- [TEXT SECTION]:
··········
A LAY INITIATIVE FORMED TO DEFEND

CATHOLIC TEACHING ON THE FAMILY

A review of Lived Christianity by Dom François de Sales Pollien

by Peter Newman

“Come, children, hearken to me: I will teach you the fear of the Lord.” (Ps 33:12)[1]

Thus, Dom François de Sales Pollien states his intention in the opening words of his prologue. It is telling that he draws from the same passage of Holy Scripture as is cited by Saint Benedict in the prologue of his Rule for Monks. Indeed, it is exceptional to find the same teaching — in its purity and with extraordinary richness of insight and fatherly tenderness — addressed 1,500 years later to those outside the cloister. Yet this is what Dom Pollien sets out to do in Lived Christianity, appearing for the first time in English courtesy of Calx Mariae Publishing.

Originally from France, Dom Pollien was destined to become one of the Carthusian order’s brightest lights in the twentieth century. Confessor and spiritual director for many years in different Charterhouses in France (and prior of several more), he spent the last part of his life in Catanzaro, where he composed — in Italian — several works on the spiritual life: the fruit of long maturation and vast experience of directing souls.

Steeped in the philosophy of Saint Thomas Aquinas, Dom Pollien establishes his teaching on the solid ground of Aristotelian realism: the only proper terrain for soldiers of the Church Militant and the antidote for the vague and sentimental devotion which was spreading among his contemporaries. Calling us back to first principles, Dom Pollien first reestablishes the spiritual life in the light of faith; always keeping in view the end for which human beings are created, never neglecting the particularities of temperament, state of life or the traps which abound in the modern world. How a contemplative, whose charge was to direct his fellow contemplatives could discern and navigate, nearly seventy years ago, the complexities of today’s world, we cannot know. The fact remains, however, that Dom Pollien acquits himself of the task with admirable tact and fidelity to his purpose, admonishing the reader from the beginning to:

“be bold and break with half measures and compromises; with mixing and matching teachings and compromising principles. If you continue to believe that you can ‘come to an arrangement’ with Heaven, that the rights of God are not so pressing, that some words of the Gospel and of the Church can be chosen and others not; if you believe that the Faith is nothing but a cupboard in which certain ingredients are stored and occasionally used to appease the conscience, and that it should not enter into the particulars of everyday life; if you do not want to take the Faith in its truth and the Gospel in its bareness, if you are not willing to be a Christian in all places and situations, to be nothing other than a Christian, integral and absolute, without calculated interests, you will, in fact, not understand this book — put it down.”[2]

But neither does He abandon any reader who has the good will to persevere. Striking an almost quixotic balance between firmness and tenderness, without frightening or threatening, Dom François de Sales Pollien emulates the saint whose name he took upon entering religion and Saint John Bosco, of whom he is also an avowed devotee, despite the very different character of his own Carthusian calling. The more one reads, the more Dom Pollien’s purpose begins to make sense in the light of his vocation. His words are drawn from the depths of contemplation over a long earthly retreat and, by the grace of God, allow him to participate in the same work as the saints he most admired — for the good souls. It is his faithfulness to his vocation that gives Dom Pollien his warrant to admonish the reader:

“Be one, walking on your only path toward your only destination, without wandering either to the left or to the right. Are you resolved to be a Christian? To be one completely? To be one exclusively? Come, I will tell you what it means to be a Christian and how to become one.”[3]

Combining the sangfroid of the French monastic tradition with the vivacious pastoral zeal of Padre Pio and Annibale Maria di Francia; in an earnest imitation of the saints and of Jesus and Mary, Dom Pollien has perfected a work of unique character and immeasurable value to readers of a time when the interior life is so threatened, along with all understanding of active and lived Christianity. Chapter by chapter, he succeeds in exposing and cleansing the anatomy of the Christian soul, animated by grace and the theological virtues. Despite his brevity in some places, he does not neglect to furnish the most precious (and often startling) insights into the final end of Christian life and the means of reaching it; above all, by the fulfilment of one’s duties of state and the examination of conscience, which he calls “the interior glance”[4]. Many chapters leave the reader wondering, “Why has no one explained this to me before?”
··········
- [REQUIREMENT 1]:
According to the book review, why does Dom Pollien base his teaching on Aristotelian realism? Answer in one to three sentences.
- [REQUIREMENT 2]:
Write out the rows word for word, from the first row through the row containing "value-label: 1.4% bbox=[123, 591, 164, 611]", with both ends included.

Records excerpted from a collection
··········
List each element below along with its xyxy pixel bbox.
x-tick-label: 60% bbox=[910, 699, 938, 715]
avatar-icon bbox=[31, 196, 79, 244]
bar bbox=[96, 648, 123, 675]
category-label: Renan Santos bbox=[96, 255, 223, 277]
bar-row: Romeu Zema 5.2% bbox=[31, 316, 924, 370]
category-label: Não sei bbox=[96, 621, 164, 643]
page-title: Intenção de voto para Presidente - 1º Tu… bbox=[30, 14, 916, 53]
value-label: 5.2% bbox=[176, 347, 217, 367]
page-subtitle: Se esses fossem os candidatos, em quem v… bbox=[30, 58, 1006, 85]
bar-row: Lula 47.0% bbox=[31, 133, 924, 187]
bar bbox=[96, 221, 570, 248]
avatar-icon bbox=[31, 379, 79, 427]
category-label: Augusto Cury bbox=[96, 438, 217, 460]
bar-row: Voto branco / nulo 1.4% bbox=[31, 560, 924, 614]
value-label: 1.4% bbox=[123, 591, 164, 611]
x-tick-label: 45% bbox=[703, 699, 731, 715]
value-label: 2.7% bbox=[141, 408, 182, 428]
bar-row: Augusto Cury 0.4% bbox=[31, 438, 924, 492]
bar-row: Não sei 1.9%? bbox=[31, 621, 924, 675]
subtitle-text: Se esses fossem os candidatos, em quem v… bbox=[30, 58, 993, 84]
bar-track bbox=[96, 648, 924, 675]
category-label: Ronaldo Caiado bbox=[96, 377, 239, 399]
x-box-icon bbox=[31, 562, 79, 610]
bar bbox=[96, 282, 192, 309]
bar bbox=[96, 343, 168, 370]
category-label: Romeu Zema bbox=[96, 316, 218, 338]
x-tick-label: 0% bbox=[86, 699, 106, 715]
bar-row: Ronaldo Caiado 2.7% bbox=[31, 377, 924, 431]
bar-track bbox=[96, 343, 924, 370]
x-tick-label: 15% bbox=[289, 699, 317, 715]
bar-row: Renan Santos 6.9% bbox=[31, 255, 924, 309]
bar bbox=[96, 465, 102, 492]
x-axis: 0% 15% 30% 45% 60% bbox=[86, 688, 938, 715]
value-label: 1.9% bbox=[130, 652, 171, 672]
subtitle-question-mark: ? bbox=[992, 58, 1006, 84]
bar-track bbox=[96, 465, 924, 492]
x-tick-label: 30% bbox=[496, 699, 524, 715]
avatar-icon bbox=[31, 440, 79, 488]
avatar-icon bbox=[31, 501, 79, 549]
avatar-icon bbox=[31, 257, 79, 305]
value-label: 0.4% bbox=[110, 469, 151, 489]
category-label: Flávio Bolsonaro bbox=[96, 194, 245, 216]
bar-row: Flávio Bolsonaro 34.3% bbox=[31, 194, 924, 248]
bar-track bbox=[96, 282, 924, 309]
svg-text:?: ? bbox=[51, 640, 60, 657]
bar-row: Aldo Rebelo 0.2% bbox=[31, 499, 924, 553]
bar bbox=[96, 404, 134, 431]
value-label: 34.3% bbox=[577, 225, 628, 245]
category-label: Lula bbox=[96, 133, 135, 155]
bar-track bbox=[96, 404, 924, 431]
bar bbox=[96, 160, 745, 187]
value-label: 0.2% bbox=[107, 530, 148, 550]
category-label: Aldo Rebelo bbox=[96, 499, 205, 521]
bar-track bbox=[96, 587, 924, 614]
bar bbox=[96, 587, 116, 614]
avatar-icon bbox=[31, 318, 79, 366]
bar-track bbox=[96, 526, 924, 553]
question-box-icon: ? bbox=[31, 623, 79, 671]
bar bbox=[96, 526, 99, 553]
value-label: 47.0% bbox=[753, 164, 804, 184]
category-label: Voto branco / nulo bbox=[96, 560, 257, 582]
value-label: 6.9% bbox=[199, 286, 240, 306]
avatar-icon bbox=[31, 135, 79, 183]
··········
- [EXPECTED OUTPUT 1]:
The review says Aristotelian realism is the only proper terrain for soldiers of the Church Militant. It is also the antidote to the vague and sentimental devotion that was spreading among his contemporaries.

- [EXPECTED OUTPUT 2]:
List each element below along with its xyxy pixel bbox.
x-tick-label: 60% bbox=[910, 699, 938, 715]
avatar-icon bbox=[31, 196, 79, 244]
bar bbox=[96, 648, 123, 675]
category-label: Renan Santos bbox=[96, 255, 223, 277]
bar-row: Romeu Zema 5.2% bbox=[31, 316, 924, 370]
category-label: Não sei bbox=[96, 621, 164, 643]
page-title: Intenção de voto para Presidente - 1º Tu… bbox=[30, 14, 916, 53]
value-label: 5.2% bbox=[176, 347, 217, 367]
page-subtitle: Se esses fossem os candidatos, em quem v… bbox=[30, 58, 1006, 85]
bar-row: Lula 47.0% bbox=[31, 133, 924, 187]
bar bbox=[96, 221, 570, 248]
avatar-icon bbox=[31, 379, 79, 427]
category-label: Augusto Cury bbox=[96, 438, 217, 460]
bar-row: Voto branco / nulo 1.4% bbox=[31, 560, 924, 614]
value-label: 1.4% bbox=[123, 591, 164, 611]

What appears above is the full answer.